Exercise details: Scan the entries below and extract each line with the word "this" in it.
>> Start Entries supplied
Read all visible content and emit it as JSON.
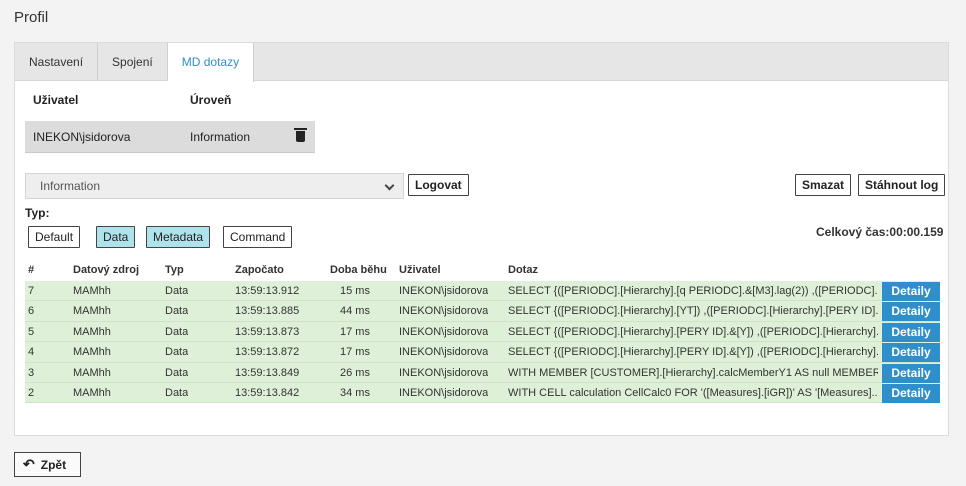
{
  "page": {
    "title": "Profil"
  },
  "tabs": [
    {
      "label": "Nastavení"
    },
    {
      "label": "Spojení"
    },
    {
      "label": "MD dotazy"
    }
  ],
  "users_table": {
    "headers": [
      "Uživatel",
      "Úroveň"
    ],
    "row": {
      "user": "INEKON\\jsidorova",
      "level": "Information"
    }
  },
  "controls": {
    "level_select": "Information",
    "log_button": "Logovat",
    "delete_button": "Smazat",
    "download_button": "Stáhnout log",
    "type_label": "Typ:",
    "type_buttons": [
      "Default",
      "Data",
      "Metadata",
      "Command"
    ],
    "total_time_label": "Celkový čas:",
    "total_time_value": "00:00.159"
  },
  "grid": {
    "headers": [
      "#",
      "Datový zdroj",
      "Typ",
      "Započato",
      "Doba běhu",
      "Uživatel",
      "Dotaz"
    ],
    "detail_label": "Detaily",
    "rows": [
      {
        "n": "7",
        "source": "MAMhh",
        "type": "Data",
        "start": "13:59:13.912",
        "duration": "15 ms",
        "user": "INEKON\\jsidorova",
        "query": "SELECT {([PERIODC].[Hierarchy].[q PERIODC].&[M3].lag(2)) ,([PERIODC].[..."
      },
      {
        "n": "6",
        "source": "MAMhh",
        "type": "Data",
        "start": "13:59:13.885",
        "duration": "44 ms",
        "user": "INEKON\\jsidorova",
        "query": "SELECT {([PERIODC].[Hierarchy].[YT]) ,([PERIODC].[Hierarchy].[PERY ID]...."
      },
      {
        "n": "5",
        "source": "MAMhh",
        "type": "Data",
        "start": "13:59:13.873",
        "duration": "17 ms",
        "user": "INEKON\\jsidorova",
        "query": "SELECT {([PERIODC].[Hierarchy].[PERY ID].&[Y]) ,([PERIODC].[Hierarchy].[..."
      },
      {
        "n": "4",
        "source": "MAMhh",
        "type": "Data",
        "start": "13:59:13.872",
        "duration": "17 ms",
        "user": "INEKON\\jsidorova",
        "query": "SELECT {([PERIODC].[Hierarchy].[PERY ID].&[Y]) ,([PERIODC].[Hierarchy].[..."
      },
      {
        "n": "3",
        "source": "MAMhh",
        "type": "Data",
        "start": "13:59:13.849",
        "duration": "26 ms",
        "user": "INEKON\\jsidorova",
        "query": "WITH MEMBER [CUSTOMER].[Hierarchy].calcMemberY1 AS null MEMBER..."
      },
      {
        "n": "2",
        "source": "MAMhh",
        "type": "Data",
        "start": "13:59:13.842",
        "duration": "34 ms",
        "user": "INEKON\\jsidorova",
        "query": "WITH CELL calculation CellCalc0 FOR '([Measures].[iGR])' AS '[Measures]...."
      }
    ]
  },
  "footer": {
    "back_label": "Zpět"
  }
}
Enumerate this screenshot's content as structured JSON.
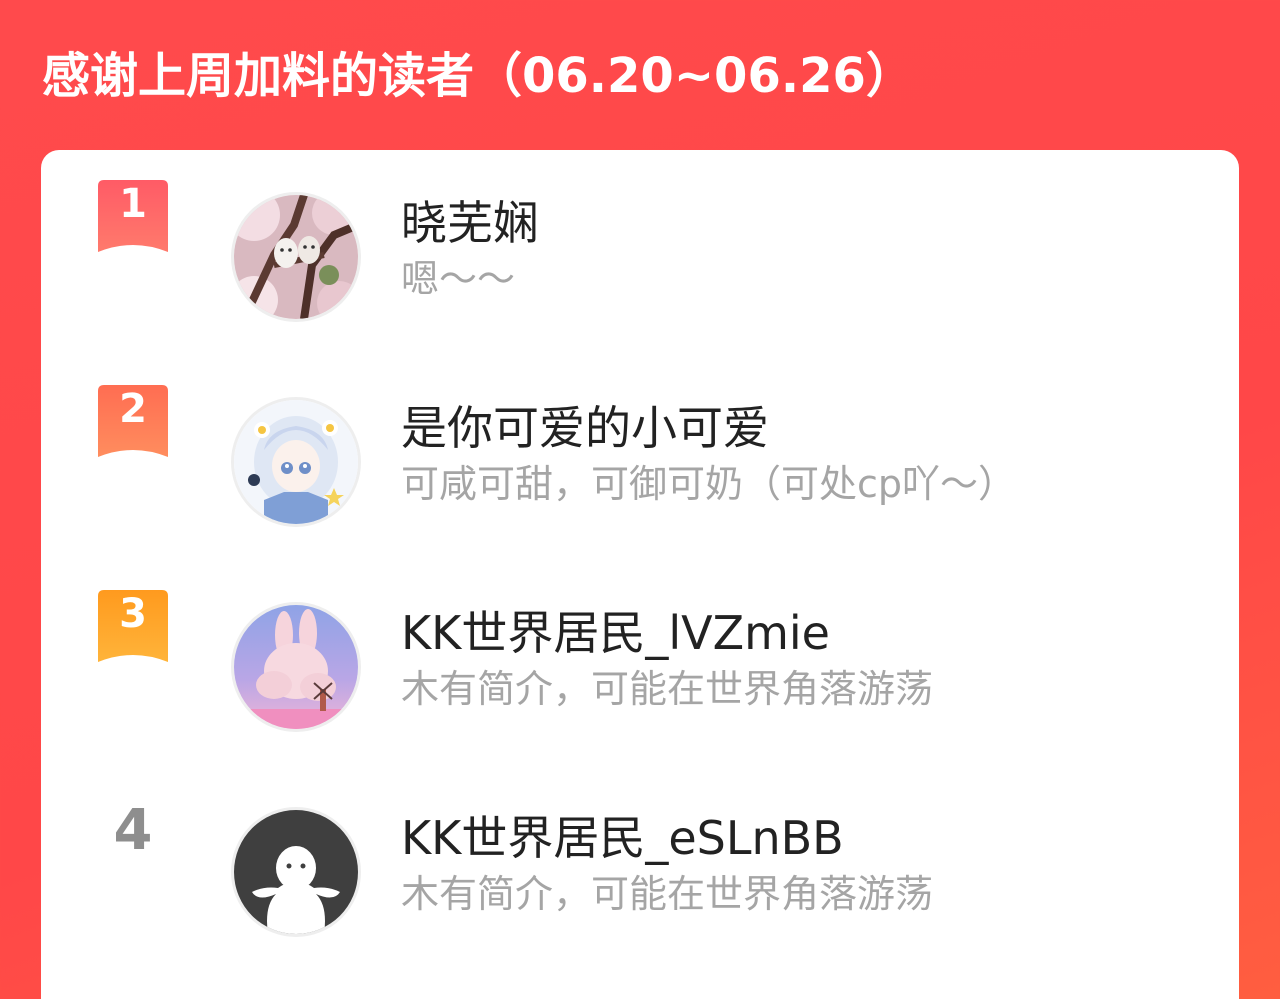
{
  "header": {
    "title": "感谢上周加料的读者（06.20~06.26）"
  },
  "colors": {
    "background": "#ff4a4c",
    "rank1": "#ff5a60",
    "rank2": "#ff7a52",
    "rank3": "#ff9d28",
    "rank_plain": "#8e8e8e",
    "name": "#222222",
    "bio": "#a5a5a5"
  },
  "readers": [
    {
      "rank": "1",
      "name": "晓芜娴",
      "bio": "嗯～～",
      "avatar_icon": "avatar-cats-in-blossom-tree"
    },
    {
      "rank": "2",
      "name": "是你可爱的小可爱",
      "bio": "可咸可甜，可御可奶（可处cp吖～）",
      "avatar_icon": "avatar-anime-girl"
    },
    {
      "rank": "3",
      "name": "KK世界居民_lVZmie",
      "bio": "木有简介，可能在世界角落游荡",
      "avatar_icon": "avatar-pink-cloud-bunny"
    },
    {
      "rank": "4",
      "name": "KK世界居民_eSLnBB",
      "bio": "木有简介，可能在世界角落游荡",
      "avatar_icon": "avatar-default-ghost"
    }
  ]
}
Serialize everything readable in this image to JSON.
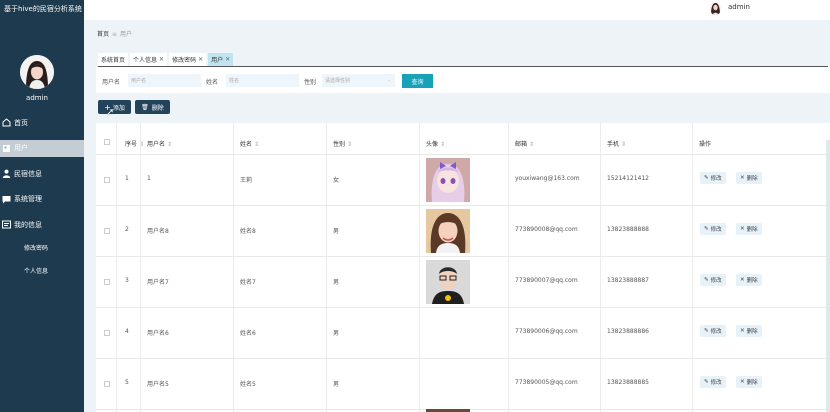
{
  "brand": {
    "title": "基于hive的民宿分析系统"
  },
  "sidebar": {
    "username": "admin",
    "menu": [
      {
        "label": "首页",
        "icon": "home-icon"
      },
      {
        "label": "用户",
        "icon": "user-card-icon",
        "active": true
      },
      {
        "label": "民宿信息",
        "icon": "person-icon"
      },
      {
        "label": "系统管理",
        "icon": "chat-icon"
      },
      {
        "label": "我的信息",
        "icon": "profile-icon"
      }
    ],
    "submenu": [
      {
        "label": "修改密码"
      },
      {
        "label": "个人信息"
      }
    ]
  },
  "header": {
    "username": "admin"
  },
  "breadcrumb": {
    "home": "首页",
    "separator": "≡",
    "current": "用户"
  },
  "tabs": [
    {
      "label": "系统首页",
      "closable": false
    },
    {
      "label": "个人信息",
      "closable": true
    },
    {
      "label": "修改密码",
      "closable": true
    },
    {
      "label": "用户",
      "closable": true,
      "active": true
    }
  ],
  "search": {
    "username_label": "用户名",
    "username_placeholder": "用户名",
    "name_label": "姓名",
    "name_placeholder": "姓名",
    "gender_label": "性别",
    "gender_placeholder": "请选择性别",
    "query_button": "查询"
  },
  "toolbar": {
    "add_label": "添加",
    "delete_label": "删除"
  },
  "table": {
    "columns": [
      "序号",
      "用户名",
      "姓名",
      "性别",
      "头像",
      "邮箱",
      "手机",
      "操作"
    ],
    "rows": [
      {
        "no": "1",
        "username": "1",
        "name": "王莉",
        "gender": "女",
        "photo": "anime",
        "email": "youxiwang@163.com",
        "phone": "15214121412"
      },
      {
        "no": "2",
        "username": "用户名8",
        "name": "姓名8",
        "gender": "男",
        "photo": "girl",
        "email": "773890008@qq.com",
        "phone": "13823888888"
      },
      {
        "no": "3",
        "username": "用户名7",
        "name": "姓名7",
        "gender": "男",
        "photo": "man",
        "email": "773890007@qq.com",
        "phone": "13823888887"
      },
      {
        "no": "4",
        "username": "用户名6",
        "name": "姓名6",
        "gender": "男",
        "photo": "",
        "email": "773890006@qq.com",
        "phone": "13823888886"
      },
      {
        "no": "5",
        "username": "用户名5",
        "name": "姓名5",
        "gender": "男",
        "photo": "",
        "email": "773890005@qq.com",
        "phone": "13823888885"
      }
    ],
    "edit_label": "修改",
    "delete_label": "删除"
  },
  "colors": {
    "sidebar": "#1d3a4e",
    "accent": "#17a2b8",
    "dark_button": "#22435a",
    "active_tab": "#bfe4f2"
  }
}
>> End Entries supplied
Solution:
Enumerate this screenshot's content as structured JSON.
Serialize everything readable in this image to JSON.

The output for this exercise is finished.